What the task asks:
Return every line below in which "name" appears.

Records from a data collection:
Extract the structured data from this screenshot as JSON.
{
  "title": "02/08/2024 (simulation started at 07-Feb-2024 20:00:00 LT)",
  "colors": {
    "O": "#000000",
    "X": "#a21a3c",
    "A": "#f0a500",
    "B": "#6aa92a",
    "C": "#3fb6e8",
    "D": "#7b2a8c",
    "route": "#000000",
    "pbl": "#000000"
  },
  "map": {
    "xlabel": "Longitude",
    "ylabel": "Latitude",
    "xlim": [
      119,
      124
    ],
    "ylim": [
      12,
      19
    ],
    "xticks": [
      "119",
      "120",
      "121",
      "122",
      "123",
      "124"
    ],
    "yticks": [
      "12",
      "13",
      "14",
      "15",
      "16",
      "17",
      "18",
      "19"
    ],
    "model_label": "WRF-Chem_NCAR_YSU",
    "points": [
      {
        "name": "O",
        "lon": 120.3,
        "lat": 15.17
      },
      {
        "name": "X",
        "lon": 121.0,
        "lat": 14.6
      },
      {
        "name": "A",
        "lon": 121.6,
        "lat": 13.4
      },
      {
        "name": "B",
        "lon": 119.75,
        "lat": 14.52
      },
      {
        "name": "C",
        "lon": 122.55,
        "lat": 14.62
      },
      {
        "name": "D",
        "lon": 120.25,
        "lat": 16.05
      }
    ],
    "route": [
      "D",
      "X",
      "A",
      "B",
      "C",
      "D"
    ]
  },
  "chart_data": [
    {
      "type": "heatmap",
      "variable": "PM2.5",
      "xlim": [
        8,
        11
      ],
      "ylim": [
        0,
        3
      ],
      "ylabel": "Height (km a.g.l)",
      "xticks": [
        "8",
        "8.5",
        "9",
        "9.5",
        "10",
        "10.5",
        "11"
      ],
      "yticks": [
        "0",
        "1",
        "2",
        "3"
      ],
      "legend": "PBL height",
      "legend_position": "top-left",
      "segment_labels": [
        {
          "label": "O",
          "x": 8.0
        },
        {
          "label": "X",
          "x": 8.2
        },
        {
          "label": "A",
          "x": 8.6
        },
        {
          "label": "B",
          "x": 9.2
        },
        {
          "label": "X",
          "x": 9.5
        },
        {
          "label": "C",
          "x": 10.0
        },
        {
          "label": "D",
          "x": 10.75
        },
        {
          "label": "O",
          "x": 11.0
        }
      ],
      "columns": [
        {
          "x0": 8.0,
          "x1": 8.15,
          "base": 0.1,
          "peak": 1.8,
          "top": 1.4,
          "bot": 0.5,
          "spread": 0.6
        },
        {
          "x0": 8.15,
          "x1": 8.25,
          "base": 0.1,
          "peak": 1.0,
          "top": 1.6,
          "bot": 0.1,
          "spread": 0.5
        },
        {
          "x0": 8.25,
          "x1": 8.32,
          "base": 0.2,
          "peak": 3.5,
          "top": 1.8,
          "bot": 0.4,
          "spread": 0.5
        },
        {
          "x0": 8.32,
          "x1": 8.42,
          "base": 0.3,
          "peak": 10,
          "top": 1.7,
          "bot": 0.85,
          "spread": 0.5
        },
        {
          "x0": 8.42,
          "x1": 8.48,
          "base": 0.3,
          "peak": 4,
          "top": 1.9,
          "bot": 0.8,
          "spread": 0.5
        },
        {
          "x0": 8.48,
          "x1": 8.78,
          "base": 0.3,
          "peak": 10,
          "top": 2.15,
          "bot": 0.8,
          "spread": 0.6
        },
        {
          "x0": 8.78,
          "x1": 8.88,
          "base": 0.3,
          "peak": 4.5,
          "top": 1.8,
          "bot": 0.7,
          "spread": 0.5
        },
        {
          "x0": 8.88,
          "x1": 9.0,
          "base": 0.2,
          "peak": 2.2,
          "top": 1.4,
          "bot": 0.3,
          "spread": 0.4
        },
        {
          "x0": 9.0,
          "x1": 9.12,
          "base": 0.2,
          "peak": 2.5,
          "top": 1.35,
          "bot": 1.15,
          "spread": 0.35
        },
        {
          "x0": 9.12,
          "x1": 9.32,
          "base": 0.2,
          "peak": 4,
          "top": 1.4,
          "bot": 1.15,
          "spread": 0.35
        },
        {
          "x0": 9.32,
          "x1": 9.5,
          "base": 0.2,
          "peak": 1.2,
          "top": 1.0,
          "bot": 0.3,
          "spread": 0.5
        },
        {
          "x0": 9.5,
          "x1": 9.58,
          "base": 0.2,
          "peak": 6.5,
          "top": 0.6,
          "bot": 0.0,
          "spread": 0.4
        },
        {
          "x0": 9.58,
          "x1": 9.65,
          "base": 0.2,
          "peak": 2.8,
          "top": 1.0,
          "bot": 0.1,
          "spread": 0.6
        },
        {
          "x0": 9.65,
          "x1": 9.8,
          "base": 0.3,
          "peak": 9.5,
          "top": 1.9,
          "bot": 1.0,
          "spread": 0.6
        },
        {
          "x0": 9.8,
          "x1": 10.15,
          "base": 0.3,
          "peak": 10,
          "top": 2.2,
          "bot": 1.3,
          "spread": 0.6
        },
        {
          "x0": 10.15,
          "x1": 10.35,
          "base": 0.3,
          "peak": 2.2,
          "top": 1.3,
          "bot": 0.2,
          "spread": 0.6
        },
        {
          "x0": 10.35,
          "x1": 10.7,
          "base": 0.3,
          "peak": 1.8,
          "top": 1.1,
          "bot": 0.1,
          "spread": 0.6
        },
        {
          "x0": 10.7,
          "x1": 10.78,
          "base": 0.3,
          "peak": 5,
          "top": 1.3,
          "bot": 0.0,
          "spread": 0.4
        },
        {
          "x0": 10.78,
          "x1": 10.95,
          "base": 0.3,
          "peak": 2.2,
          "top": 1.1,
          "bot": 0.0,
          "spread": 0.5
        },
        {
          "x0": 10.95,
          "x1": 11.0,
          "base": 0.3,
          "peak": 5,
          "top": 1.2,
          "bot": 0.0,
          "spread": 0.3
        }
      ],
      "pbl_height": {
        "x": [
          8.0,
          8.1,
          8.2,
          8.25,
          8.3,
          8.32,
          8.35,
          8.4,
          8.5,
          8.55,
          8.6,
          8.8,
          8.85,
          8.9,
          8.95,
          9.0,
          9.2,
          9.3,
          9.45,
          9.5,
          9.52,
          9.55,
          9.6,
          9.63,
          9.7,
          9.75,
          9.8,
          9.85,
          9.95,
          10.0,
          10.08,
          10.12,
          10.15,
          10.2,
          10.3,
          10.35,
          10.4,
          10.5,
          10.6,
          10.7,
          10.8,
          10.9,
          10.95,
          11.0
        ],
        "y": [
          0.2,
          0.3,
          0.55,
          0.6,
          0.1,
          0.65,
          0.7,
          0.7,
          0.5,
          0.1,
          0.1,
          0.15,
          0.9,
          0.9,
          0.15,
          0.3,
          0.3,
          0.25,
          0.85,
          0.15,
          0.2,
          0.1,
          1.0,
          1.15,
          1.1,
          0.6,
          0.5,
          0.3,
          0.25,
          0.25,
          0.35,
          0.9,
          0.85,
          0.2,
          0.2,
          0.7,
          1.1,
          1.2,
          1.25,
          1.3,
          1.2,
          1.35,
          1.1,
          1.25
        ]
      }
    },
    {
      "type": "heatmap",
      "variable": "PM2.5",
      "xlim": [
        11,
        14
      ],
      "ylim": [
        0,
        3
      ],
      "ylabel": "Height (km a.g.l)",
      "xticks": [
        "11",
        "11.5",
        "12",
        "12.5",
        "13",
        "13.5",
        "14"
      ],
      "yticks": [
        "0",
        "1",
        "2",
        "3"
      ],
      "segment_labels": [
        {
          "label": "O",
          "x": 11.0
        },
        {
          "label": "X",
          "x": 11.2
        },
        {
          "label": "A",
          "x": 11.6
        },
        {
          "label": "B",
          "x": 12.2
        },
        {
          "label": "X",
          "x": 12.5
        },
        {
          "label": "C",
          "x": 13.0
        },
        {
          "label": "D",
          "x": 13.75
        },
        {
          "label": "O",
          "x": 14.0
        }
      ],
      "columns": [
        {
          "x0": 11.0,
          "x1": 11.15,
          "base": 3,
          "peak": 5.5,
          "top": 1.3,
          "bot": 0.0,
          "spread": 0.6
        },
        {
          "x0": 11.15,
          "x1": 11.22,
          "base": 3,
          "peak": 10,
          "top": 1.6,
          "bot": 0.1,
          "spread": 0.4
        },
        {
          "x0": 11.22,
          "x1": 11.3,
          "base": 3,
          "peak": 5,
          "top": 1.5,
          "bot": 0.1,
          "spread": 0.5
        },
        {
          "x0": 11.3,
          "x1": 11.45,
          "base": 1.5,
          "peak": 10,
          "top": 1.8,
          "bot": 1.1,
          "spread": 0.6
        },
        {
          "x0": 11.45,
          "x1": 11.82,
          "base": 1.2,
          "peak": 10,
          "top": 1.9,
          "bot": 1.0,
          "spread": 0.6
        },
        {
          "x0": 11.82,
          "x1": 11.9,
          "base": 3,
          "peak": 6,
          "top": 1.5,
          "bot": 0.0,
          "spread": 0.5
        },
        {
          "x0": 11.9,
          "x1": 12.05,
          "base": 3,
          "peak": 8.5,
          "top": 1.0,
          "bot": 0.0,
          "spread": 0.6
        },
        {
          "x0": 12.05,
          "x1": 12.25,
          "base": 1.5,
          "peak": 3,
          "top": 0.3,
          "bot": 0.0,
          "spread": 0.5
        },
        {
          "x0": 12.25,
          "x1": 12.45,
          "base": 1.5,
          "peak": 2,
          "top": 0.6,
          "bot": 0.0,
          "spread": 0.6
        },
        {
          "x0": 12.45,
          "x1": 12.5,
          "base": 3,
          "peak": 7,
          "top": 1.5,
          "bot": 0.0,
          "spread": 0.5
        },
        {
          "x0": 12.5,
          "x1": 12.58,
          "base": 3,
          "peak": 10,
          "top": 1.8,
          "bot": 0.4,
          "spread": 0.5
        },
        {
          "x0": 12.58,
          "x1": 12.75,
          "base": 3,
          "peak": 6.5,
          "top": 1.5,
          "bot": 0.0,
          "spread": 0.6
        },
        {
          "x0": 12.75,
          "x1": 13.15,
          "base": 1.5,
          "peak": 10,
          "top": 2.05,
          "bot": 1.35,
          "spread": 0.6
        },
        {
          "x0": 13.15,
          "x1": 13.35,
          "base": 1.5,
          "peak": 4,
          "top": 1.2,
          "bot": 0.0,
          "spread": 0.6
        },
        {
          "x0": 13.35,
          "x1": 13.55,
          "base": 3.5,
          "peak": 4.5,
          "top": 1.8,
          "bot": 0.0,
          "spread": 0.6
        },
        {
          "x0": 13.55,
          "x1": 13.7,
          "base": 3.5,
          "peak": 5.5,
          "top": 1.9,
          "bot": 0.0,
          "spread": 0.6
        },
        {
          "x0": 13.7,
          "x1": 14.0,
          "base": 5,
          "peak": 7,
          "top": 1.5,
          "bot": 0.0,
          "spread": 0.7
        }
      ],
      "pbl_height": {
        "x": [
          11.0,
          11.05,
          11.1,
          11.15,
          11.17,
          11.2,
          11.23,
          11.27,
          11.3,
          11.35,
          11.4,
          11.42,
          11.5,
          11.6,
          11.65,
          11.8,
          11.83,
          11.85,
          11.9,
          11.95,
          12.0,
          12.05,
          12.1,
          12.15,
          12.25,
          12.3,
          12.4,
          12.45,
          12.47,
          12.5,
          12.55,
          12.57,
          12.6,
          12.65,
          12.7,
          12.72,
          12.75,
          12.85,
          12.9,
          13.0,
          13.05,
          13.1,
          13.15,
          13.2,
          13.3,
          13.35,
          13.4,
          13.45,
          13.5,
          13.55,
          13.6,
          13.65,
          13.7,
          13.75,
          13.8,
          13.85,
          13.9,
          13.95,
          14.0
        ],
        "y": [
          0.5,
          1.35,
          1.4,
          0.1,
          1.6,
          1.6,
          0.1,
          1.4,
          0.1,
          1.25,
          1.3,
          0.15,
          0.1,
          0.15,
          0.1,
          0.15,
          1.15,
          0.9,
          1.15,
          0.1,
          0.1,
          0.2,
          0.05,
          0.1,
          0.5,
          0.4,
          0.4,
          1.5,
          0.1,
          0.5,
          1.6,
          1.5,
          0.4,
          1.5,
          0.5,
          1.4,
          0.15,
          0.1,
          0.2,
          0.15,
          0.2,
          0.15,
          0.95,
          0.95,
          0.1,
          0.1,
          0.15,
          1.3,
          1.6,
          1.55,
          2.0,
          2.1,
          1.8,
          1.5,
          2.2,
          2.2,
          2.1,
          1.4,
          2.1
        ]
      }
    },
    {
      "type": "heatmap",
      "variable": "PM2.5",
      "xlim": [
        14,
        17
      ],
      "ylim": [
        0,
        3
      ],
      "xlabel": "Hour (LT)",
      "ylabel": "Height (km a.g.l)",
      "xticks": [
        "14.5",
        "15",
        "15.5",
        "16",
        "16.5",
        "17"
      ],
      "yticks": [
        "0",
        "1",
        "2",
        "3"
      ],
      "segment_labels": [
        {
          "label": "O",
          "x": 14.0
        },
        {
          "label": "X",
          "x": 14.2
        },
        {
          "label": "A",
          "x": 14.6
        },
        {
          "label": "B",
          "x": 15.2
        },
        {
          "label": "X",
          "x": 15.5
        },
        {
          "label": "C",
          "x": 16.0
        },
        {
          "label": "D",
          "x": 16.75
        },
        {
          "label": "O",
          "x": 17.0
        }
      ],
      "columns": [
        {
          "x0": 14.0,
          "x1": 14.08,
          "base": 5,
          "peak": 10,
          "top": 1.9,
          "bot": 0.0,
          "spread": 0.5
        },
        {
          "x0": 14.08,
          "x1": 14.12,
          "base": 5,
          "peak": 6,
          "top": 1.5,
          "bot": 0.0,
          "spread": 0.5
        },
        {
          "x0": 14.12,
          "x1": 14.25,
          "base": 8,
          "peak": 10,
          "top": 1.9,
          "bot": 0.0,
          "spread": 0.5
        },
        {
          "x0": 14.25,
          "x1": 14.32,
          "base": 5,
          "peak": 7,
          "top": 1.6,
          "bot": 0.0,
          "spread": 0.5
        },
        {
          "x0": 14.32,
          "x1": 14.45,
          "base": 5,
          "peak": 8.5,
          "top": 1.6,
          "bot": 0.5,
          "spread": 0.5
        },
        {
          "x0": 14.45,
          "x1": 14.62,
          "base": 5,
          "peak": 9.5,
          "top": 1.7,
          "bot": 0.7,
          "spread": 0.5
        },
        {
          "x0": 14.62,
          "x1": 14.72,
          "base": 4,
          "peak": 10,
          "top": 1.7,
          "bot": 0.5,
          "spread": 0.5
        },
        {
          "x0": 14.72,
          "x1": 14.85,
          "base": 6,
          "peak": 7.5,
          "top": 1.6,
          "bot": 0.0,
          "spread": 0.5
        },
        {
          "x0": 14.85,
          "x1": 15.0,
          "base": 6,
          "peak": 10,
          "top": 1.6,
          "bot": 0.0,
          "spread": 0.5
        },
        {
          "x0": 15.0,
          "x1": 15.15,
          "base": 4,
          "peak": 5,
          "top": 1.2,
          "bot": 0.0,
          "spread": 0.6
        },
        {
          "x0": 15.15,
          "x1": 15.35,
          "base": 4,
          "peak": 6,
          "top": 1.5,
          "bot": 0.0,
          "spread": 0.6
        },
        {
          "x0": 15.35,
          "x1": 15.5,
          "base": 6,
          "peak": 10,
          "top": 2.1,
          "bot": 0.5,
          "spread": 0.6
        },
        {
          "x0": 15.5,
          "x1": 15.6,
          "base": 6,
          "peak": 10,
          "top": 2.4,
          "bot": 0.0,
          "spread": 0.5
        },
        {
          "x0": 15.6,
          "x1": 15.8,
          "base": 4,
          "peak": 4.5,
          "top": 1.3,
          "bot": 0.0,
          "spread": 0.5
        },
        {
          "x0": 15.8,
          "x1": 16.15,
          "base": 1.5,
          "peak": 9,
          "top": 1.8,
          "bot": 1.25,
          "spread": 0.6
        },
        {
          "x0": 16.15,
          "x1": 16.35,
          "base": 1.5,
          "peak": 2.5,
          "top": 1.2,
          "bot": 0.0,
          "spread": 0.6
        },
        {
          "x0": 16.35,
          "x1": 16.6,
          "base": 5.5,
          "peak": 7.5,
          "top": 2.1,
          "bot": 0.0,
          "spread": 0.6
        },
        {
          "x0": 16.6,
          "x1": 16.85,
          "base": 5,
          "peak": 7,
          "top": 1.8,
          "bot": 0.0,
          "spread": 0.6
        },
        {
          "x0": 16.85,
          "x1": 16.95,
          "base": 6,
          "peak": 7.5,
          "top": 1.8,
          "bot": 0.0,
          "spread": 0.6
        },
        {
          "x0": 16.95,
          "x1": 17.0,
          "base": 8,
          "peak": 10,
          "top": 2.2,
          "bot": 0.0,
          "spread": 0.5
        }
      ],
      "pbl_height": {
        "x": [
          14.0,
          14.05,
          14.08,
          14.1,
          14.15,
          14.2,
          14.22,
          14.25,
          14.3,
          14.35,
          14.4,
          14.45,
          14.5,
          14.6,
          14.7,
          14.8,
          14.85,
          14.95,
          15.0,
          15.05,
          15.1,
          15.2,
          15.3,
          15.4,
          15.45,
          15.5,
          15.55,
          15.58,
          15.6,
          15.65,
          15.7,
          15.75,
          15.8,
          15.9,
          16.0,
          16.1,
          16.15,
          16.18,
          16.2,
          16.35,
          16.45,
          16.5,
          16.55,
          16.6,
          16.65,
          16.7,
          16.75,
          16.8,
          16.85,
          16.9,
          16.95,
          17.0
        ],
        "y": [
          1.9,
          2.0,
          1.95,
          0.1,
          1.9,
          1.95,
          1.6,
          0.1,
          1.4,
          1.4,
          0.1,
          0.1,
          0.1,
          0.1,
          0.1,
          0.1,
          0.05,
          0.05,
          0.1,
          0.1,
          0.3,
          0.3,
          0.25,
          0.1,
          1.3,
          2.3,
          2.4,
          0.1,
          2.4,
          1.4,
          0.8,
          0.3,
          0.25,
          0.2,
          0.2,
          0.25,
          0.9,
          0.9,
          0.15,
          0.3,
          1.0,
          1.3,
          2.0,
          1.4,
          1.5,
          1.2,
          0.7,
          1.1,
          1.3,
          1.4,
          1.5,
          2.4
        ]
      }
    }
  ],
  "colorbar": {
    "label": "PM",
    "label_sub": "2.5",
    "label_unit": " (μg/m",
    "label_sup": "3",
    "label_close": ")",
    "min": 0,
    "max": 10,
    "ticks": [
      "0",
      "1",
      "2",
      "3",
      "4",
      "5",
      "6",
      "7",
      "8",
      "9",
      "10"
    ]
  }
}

Exercise solution:
        "name": "O",
        "name": "X",
        "name": "A",
        "name": "B",
        "name": "C",
        "name": "D",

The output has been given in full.